## [What the task requires]
Only the lines holding the string "values" are needed. Copy each one.

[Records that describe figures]
--- BEGIN ---
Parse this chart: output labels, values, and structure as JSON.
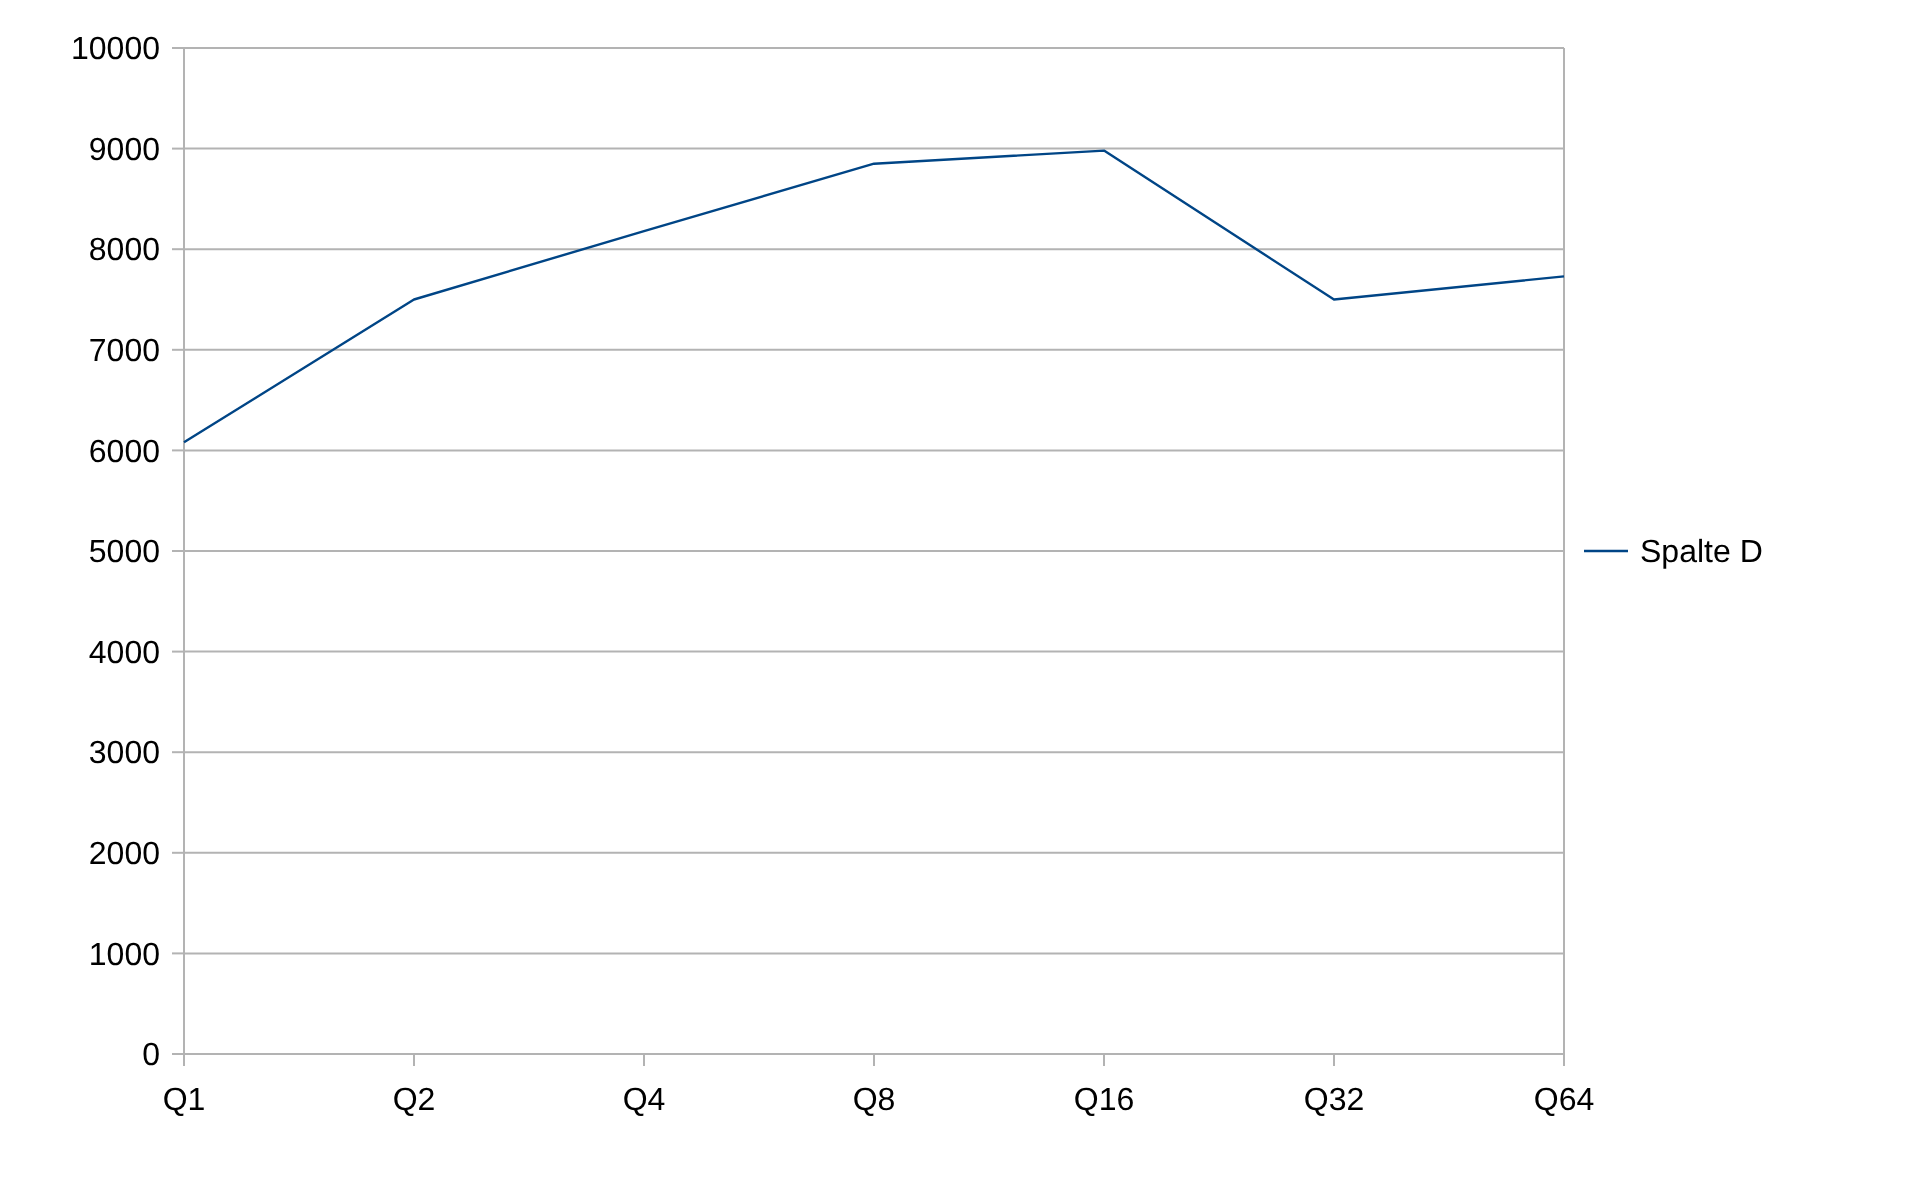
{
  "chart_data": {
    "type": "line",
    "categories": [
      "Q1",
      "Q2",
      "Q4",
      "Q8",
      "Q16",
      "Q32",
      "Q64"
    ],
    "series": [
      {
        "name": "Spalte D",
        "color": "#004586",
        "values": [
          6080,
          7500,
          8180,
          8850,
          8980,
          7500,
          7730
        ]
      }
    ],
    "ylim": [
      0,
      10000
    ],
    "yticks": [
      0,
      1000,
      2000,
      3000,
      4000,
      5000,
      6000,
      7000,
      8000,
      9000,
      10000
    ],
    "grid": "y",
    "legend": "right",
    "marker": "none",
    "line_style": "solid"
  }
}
--- END ---
## [Written response]
Parse this chart: output labels, values, and structure as JSON.
        "values": [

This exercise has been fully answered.